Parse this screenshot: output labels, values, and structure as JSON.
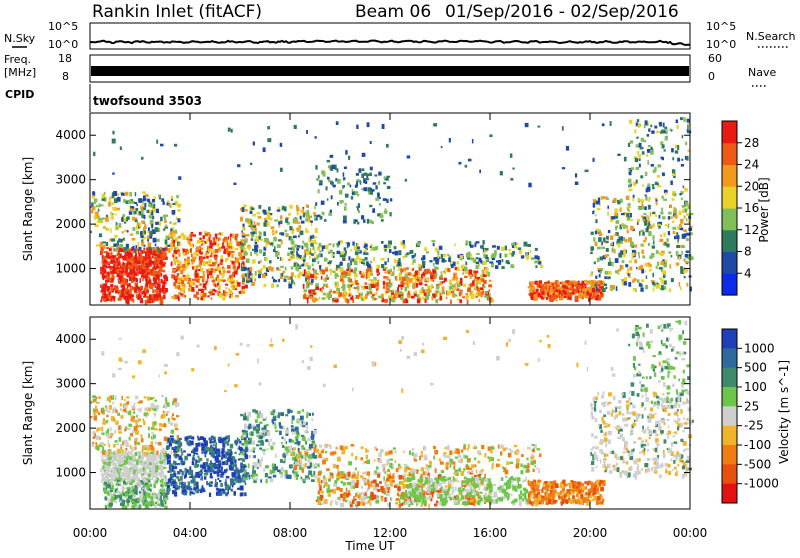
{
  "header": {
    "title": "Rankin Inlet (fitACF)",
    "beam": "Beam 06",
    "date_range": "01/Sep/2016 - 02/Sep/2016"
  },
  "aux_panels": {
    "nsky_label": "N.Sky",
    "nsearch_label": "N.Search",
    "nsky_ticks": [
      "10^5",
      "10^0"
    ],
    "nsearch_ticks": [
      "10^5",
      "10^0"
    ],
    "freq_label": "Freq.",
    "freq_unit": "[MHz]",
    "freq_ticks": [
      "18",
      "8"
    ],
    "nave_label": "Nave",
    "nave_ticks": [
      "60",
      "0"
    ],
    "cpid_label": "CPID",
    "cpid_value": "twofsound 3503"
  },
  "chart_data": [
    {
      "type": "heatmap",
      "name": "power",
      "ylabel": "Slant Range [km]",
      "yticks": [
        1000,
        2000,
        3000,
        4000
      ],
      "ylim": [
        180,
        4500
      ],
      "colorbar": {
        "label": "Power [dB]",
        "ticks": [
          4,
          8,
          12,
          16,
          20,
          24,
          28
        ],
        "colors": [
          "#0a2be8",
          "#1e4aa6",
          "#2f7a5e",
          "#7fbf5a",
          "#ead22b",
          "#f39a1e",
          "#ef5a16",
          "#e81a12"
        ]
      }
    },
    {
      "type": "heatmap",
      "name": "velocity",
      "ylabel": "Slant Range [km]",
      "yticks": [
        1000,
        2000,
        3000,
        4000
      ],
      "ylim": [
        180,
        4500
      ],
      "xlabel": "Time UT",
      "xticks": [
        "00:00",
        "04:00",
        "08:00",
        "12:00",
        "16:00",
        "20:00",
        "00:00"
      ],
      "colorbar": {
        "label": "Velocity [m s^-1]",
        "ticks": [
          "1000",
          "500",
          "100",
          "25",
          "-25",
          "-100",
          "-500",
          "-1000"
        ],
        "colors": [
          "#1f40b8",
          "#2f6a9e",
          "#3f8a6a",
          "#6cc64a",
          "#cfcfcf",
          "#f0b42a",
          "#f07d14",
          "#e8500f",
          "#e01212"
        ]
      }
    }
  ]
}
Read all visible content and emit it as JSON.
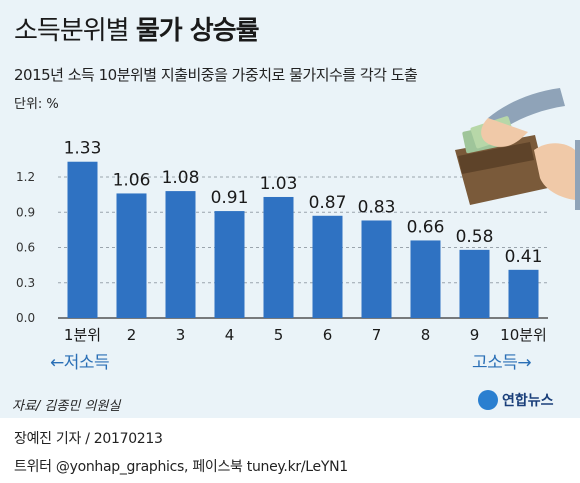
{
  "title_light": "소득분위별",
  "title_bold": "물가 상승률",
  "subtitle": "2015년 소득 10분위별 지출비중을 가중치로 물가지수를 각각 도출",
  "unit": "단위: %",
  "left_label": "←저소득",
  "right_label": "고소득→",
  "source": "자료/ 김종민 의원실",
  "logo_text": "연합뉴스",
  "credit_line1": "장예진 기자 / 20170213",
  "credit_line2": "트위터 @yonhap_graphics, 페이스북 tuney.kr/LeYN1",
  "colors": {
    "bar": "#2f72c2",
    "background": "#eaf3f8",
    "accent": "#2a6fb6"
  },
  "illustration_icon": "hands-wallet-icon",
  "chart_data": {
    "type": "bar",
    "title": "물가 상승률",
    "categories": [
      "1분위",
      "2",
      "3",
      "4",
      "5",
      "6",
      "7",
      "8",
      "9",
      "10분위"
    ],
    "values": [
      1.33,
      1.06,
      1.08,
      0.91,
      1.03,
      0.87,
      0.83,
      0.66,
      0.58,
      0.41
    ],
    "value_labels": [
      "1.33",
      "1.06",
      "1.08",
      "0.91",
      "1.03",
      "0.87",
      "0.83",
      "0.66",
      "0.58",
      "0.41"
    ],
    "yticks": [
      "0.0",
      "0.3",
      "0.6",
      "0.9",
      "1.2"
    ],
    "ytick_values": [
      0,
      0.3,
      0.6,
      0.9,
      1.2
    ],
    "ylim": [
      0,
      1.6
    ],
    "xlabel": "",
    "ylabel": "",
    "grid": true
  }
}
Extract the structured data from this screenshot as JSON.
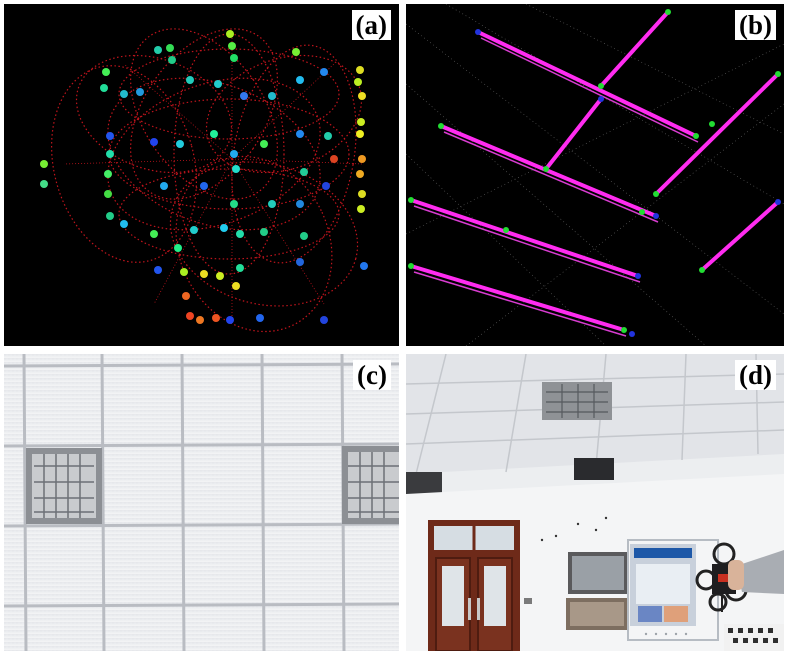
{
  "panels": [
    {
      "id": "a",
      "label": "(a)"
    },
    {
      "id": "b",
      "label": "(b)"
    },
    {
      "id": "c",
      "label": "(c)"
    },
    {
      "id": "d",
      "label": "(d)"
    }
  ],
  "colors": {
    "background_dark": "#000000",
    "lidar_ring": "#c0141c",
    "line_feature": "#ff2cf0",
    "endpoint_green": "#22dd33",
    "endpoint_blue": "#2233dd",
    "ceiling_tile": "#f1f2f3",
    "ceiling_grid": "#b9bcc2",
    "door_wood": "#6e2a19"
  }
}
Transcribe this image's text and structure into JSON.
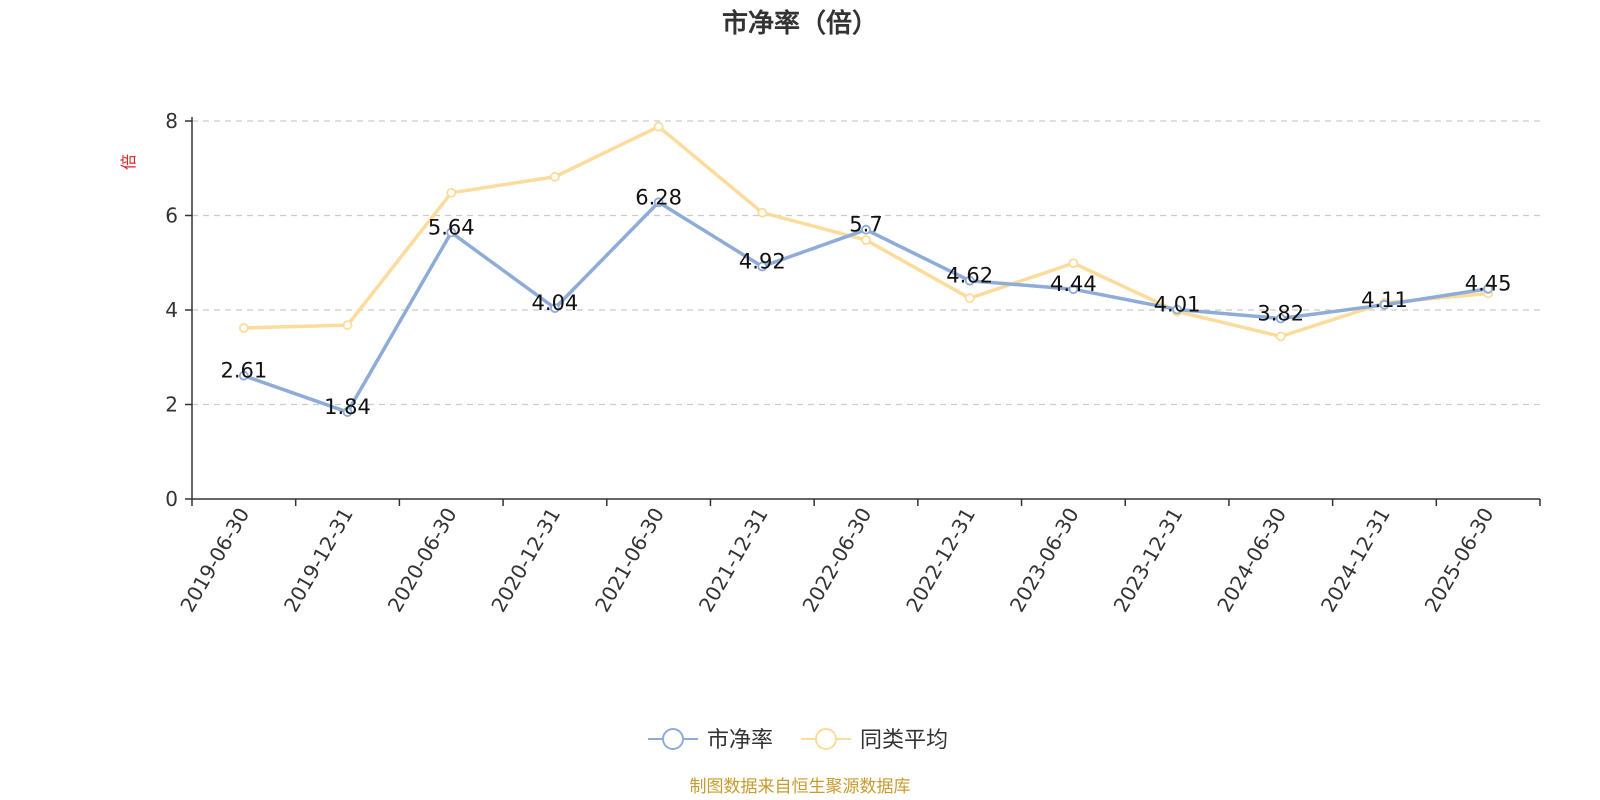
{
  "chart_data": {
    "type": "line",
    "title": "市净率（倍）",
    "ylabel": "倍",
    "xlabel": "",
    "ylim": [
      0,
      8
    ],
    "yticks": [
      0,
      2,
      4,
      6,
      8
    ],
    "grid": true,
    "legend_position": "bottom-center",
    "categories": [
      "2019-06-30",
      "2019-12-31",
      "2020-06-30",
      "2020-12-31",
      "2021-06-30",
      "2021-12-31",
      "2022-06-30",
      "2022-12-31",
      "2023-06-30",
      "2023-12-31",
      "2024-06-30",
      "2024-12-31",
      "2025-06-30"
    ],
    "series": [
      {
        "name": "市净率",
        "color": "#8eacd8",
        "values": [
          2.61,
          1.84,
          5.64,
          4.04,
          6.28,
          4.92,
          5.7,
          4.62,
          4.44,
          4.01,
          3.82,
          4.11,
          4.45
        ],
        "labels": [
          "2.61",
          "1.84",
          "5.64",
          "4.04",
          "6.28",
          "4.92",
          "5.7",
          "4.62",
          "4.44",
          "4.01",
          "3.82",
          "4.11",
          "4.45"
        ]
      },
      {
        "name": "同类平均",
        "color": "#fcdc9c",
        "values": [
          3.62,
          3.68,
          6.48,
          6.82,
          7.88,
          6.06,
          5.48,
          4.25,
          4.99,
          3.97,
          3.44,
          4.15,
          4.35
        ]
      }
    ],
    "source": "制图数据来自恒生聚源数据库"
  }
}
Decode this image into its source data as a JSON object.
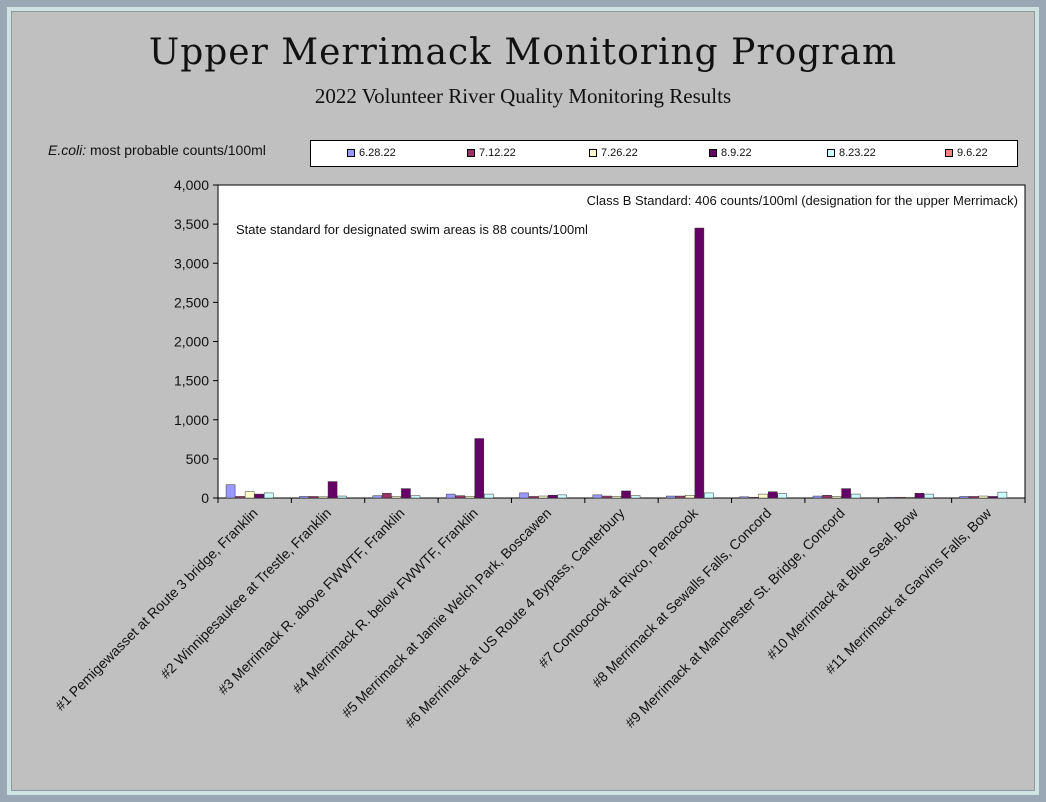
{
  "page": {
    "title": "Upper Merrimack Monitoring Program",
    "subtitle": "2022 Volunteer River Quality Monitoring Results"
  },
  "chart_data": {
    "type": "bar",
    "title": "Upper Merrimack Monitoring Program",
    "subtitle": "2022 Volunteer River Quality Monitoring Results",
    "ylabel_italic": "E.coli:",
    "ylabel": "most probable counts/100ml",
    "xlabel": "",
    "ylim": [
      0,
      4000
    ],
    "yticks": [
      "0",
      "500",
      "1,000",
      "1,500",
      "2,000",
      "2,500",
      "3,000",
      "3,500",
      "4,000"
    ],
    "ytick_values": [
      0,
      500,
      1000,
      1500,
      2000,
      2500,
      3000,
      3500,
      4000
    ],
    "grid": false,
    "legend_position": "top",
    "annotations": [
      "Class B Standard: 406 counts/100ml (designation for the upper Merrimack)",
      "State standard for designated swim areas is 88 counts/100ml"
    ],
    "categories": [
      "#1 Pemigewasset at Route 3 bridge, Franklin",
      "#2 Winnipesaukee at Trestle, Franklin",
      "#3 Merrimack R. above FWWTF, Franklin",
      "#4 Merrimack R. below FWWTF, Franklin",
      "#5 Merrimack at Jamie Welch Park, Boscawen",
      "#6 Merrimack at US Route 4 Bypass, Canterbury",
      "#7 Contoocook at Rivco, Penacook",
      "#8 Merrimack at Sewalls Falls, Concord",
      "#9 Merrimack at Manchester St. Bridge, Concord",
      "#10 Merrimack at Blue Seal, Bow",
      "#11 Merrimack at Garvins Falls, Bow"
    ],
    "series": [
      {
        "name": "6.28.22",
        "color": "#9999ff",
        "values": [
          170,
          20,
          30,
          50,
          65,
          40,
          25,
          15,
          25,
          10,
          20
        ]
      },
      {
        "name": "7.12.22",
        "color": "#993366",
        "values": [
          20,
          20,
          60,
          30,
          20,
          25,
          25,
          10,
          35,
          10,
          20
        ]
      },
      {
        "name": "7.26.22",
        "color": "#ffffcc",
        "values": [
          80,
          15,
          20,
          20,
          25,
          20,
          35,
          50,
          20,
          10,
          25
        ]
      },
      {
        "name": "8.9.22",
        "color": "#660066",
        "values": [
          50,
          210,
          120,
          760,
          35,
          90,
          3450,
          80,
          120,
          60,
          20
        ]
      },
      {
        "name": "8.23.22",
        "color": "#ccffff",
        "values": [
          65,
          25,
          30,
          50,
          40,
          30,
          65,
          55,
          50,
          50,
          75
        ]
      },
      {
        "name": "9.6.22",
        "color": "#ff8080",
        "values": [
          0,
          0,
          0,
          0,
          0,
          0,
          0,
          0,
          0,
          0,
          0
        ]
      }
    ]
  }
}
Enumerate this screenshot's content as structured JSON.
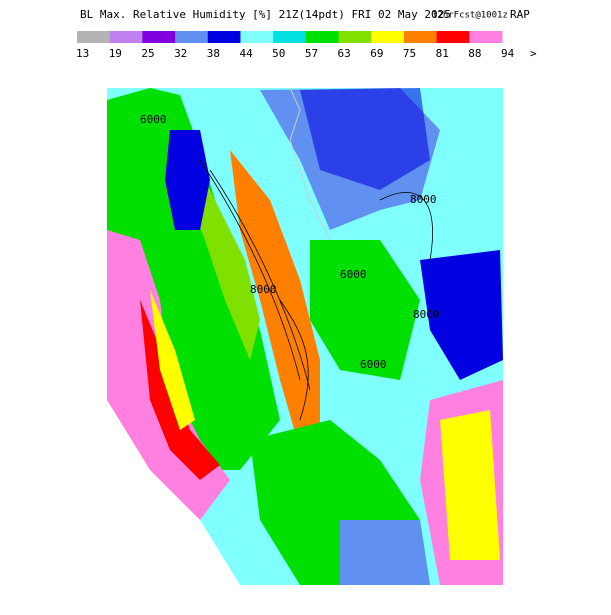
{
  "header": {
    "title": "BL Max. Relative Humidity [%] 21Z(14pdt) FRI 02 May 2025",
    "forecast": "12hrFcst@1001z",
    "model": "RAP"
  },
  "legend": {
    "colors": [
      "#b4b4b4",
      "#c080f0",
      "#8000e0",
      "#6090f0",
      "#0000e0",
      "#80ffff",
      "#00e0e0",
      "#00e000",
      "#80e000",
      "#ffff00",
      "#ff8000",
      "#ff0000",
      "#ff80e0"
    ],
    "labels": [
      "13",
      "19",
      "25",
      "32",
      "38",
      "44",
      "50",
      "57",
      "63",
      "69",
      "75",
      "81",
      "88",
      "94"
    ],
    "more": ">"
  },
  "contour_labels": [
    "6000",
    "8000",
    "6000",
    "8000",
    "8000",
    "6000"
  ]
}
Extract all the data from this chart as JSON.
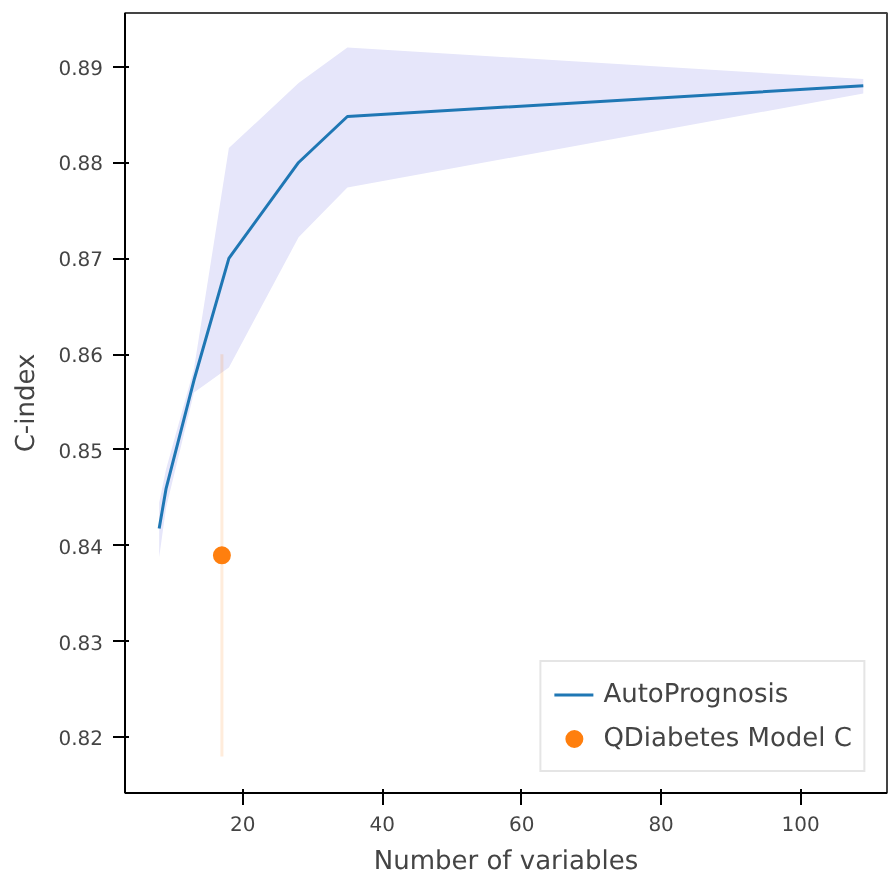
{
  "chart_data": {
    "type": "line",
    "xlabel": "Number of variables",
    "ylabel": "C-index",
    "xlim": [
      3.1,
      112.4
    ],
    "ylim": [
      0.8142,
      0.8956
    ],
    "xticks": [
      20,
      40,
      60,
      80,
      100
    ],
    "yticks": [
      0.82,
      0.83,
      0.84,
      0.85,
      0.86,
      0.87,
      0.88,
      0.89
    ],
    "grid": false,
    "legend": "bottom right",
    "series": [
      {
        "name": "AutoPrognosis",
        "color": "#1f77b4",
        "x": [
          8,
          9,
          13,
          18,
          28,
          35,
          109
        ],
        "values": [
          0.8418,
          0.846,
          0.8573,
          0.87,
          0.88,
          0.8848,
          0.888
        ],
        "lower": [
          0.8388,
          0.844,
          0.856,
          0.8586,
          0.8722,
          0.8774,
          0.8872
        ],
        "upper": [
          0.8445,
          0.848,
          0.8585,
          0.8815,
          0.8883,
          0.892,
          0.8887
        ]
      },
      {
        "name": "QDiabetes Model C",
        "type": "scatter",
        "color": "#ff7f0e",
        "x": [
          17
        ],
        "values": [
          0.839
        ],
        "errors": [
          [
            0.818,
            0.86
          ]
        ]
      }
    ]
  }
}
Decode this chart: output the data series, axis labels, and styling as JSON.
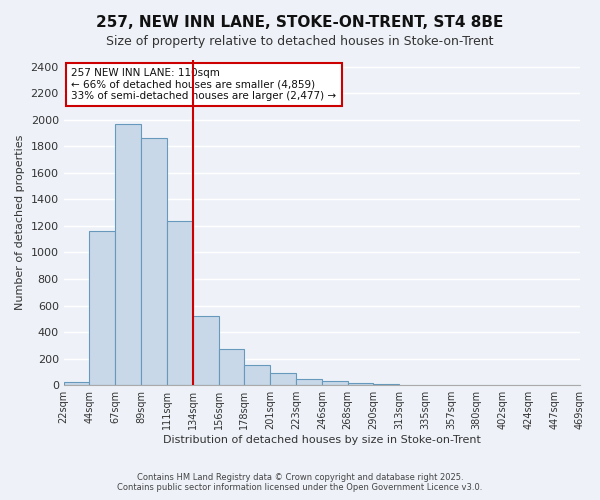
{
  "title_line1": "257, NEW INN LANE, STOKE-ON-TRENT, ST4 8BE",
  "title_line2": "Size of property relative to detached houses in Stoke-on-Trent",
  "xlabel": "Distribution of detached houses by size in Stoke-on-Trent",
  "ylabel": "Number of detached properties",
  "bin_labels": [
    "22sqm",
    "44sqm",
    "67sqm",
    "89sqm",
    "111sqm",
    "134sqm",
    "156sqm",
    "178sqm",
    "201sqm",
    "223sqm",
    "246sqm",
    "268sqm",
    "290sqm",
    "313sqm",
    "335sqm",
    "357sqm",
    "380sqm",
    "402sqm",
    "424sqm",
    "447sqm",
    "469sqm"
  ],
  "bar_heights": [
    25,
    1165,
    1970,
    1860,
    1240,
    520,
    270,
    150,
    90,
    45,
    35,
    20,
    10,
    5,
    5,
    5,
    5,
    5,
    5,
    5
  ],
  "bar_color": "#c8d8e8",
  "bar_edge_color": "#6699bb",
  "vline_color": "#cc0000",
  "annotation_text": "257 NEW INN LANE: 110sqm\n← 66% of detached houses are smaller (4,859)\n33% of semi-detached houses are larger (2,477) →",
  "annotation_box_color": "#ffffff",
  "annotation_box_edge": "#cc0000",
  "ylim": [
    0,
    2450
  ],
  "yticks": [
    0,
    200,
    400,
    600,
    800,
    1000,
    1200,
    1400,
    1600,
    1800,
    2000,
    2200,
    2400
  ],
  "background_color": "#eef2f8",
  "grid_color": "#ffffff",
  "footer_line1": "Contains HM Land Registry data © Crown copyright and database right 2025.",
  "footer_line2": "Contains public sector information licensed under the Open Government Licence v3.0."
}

== Your objective ==
Find the word "image" in the data and copy out each line where it turns up.

== Full output ==
Transcribe this image's text and structure into JSON.
Decode this image into its source data as a JSON object.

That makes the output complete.